**What the exercise asks**
Copy every record exactly, and keep the pictures out.

Excerpts from a figure dataset
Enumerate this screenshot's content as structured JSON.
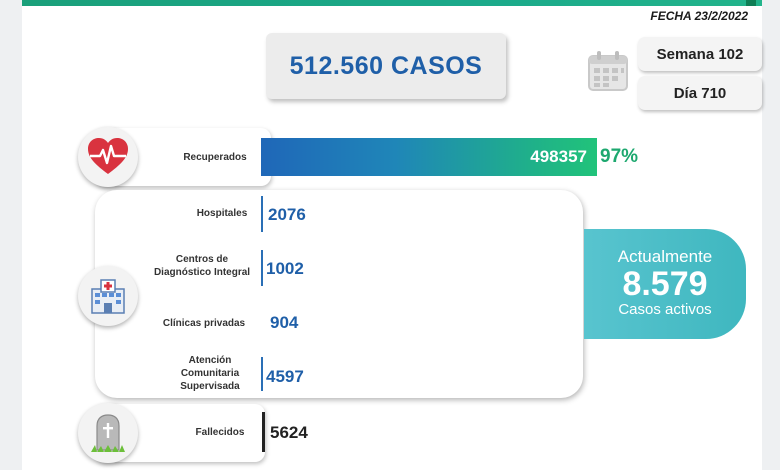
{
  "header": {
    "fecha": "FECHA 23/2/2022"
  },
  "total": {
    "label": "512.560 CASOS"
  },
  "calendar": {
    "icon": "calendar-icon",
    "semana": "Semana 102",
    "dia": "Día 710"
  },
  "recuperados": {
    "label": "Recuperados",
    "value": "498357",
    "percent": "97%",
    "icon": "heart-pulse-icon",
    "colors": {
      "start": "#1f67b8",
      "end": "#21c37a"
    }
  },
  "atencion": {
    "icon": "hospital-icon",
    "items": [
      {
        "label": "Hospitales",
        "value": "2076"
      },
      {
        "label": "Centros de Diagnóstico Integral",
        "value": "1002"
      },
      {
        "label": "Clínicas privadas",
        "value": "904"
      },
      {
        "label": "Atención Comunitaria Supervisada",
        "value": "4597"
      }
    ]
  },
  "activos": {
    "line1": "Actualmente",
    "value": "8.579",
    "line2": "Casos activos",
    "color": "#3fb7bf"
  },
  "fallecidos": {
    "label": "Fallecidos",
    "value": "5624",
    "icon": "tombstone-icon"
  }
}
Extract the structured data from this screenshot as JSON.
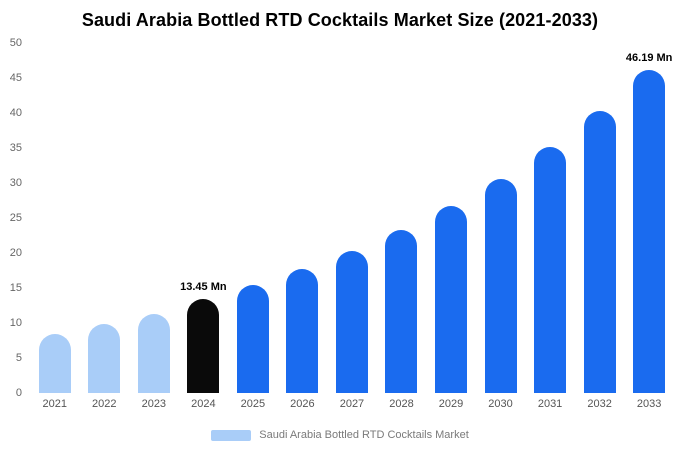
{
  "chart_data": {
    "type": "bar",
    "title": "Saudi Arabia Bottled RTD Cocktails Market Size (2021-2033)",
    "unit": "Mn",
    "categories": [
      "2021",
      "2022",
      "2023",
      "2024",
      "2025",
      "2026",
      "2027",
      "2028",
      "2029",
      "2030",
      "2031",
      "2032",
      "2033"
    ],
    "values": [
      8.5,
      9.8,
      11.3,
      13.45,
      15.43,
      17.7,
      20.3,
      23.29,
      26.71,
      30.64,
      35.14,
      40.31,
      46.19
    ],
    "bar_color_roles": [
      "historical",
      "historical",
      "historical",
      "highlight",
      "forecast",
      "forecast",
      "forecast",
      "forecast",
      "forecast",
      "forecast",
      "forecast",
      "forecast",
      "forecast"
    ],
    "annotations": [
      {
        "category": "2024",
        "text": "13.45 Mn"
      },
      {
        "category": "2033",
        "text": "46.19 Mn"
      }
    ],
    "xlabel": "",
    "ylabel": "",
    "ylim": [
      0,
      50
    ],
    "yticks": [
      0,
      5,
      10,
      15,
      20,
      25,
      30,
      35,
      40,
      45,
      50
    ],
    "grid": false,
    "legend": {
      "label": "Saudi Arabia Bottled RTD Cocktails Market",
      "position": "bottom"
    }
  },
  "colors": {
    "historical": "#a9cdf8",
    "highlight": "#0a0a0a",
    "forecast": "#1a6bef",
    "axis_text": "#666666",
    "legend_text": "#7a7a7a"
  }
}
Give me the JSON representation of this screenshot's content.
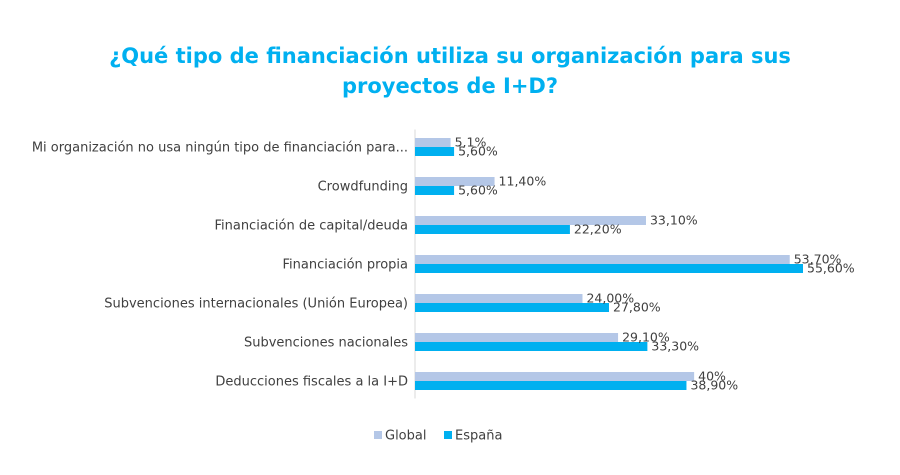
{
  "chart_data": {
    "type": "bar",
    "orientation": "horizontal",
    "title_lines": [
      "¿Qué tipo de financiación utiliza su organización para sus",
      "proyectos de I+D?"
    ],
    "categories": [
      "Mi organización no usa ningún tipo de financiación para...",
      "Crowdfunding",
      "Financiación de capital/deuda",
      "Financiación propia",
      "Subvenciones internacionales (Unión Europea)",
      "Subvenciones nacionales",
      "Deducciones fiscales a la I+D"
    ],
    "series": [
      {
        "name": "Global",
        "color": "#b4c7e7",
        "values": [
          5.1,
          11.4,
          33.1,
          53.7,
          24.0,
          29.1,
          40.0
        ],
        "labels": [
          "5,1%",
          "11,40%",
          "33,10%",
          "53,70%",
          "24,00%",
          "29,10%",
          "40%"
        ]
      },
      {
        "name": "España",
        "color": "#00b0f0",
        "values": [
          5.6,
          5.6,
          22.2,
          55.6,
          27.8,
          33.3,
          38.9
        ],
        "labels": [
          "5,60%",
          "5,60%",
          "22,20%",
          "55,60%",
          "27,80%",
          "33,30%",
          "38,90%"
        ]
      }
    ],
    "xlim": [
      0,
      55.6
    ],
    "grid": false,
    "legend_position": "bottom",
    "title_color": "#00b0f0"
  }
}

**In response**
Enumerate this screenshot's content as structured JSON.
{
  "header": {
    "fecha": "FECHA 23/2/2022"
  },
  "total": {
    "label": "512.560 CASOS"
  },
  "calendar": {
    "icon": "calendar-icon",
    "semana": "Semana 102",
    "dia": "Día 710"
  },
  "recuperados": {
    "label": "Recuperados",
    "value": "498357",
    "percent": "97%",
    "icon": "heart-pulse-icon",
    "colors": {
      "start": "#1f67b8",
      "end": "#21c37a"
    }
  },
  "atencion": {
    "icon": "hospital-icon",
    "items": [
      {
        "label": "Hospitales",
        "value": "2076"
      },
      {
        "label": "Centros de Diagnóstico Integral",
        "value": "1002"
      },
      {
        "label": "Clínicas privadas",
        "value": "904"
      },
      {
        "label": "Atención Comunitaria Supervisada",
        "value": "4597"
      }
    ]
  },
  "activos": {
    "line1": "Actualmente",
    "value": "8.579",
    "line2": "Casos activos",
    "color": "#3fb7bf"
  },
  "fallecidos": {
    "label": "Fallecidos",
    "value": "5624",
    "icon": "tombstone-icon"
  }
}
Extract the structured data from this screenshot as JSON.
{
  "chart_data": {
    "type": "bar",
    "title": "Saudi Arabia Bottled RTD Cocktails Market Size (2021-2033)",
    "unit": "Mn",
    "categories": [
      "2021",
      "2022",
      "2023",
      "2024",
      "2025",
      "2026",
      "2027",
      "2028",
      "2029",
      "2030",
      "2031",
      "2032",
      "2033"
    ],
    "values": [
      8.5,
      9.8,
      11.3,
      13.45,
      15.43,
      17.7,
      20.3,
      23.29,
      26.71,
      30.64,
      35.14,
      40.31,
      46.19
    ],
    "bar_color_roles": [
      "historical",
      "historical",
      "historical",
      "highlight",
      "forecast",
      "forecast",
      "forecast",
      "forecast",
      "forecast",
      "forecast",
      "forecast",
      "forecast",
      "forecast"
    ],
    "annotations": [
      {
        "category": "2024",
        "text": "13.45 Mn"
      },
      {
        "category": "2033",
        "text": "46.19 Mn"
      }
    ],
    "xlabel": "",
    "ylabel": "",
    "ylim": [
      0,
      50
    ],
    "yticks": [
      0,
      5,
      10,
      15,
      20,
      25,
      30,
      35,
      40,
      45,
      50
    ],
    "grid": false,
    "legend": {
      "label": "Saudi Arabia Bottled RTD Cocktails Market",
      "position": "bottom"
    }
  },
  "colors": {
    "historical": "#a9cdf8",
    "highlight": "#0a0a0a",
    "forecast": "#1a6bef",
    "axis_text": "#666666",
    "legend_text": "#7a7a7a"
  }
}
Give me the JSON representation of this screenshot's content.
{
  "chart_data": {
    "type": "bar",
    "orientation": "horizontal",
    "title_lines": [
      "¿Qué tipo de financiación utiliza su organización para sus",
      "proyectos de I+D?"
    ],
    "categories": [
      "Mi organización no usa ningún tipo de financiación para...",
      "Crowdfunding",
      "Financiación de capital/deuda",
      "Financiación propia",
      "Subvenciones internacionales (Unión Europea)",
      "Subvenciones nacionales",
      "Deducciones fiscales a la I+D"
    ],
    "series": [
      {
        "name": "Global",
        "color": "#b4c7e7",
        "values": [
          5.1,
          11.4,
          33.1,
          53.7,
          24.0,
          29.1,
          40.0
        ],
        "labels": [
          "5,1%",
          "11,40%",
          "33,10%",
          "53,70%",
          "24,00%",
          "29,10%",
          "40%"
        ]
      },
      {
        "name": "España",
        "color": "#00b0f0",
        "values": [
          5.6,
          5.6,
          22.2,
          55.6,
          27.8,
          33.3,
          38.9
        ],
        "labels": [
          "5,60%",
          "5,60%",
          "22,20%",
          "55,60%",
          "27,80%",
          "33,30%",
          "38,90%"
        ]
      }
    ],
    "xlim": [
      0,
      55.6
    ],
    "grid": false,
    "legend_position": "bottom",
    "title_color": "#00b0f0"
  }
}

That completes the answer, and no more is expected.